▶ AUFGABENSTELLUNG
Geben Sie den Abschnitt des Textes über die Stadt Waidhofen zwischen „Von Michael Schwab.“ und „nicht gerechnet hatte.“ einschließlich wieder und benennen Sie dabei „Bürgermeisterin“ in „Stadtchefin“ um.

▶ UNTERSUCHTER TEXT
:::::

Worten müssen Taten folgen. Über eine Chance für die Stadt Waidhofen.

Von Michael Schwab. Erstellt am 03. Februar 2021 (04:43)

Die neue Waidhofner Bürgermeisterin hat ihre Ankündigung, schon vor der Wahl zu allen Fraktionen ihre Hand auszustrecken, in die Tat umgesetzt. Der beste Beweis dafür neben positiven Wortmeldungen seitens der Opposition ist das einstimmige Wahlergebnis, mit dem man nach anfänglichen Qualifikations-Zweifeln der FPÖ eher nicht gerechnet hatte.

:::::

▶ ERFASSTE EINTRÄGE
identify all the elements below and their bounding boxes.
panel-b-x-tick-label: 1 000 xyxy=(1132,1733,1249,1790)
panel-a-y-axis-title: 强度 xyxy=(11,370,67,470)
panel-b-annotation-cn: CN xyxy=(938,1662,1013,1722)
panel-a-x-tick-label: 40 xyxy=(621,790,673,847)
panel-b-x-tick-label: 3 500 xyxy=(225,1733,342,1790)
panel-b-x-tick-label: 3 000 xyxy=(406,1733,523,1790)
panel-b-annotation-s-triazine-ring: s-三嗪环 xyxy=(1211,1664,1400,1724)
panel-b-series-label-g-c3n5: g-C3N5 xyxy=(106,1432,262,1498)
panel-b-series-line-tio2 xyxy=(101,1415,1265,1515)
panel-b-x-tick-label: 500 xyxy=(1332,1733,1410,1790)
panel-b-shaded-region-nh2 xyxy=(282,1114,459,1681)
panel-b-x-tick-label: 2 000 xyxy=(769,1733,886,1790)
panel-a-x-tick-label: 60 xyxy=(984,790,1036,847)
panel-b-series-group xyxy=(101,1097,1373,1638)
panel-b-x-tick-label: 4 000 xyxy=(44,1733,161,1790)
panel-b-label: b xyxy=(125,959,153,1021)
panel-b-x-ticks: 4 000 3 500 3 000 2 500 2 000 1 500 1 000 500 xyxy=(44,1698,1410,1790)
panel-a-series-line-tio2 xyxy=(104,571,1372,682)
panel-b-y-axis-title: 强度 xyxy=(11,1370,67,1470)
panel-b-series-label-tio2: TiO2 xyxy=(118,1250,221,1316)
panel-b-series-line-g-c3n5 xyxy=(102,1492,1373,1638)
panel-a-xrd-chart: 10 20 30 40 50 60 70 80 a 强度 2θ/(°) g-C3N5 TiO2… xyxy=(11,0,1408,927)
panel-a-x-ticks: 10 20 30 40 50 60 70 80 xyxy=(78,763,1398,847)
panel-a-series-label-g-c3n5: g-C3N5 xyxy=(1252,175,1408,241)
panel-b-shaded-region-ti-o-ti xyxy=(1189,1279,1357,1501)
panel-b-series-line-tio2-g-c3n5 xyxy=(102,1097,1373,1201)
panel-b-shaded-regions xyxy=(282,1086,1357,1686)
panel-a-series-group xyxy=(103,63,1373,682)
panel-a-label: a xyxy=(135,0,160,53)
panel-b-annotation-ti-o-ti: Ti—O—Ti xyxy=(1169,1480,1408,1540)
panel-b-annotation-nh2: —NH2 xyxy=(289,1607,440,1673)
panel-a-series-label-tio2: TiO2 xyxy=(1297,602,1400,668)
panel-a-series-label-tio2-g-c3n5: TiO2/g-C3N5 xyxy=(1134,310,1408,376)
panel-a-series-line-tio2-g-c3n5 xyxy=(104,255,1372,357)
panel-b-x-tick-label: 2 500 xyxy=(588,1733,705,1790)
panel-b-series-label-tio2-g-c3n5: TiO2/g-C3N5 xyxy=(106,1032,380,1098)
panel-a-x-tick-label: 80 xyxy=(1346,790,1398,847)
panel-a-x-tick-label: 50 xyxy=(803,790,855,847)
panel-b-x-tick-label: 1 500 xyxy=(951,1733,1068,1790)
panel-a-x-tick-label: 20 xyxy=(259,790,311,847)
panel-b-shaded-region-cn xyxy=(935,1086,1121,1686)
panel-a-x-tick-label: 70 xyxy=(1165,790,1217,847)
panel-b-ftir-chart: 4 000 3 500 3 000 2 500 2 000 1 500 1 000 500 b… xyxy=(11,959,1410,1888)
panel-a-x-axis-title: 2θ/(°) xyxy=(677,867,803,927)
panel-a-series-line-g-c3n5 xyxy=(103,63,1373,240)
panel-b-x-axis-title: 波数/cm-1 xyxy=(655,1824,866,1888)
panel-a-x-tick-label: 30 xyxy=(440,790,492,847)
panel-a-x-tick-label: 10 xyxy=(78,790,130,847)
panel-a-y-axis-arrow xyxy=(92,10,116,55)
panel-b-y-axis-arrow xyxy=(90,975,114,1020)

:::::

▶ ANTWORT ZUR AUFGABE
Von Michael Schwab. Erstellt am 03. Februar 2021 (04:43)

Die neue Waidhofner Stadtchefin hat ihre Ankündigung, schon vor der Wahl zu allen Fraktionen ihre Hand auszustrecken, in die Tat umgesetzt. Der beste Beweis dafür neben positiven Wortmeldungen seitens der Opposition ist das einstimmige Wahlergebnis, mit dem man nach anfänglichen Qualifikations-Zweifeln der FPÖ eher nicht gerechnet hatte.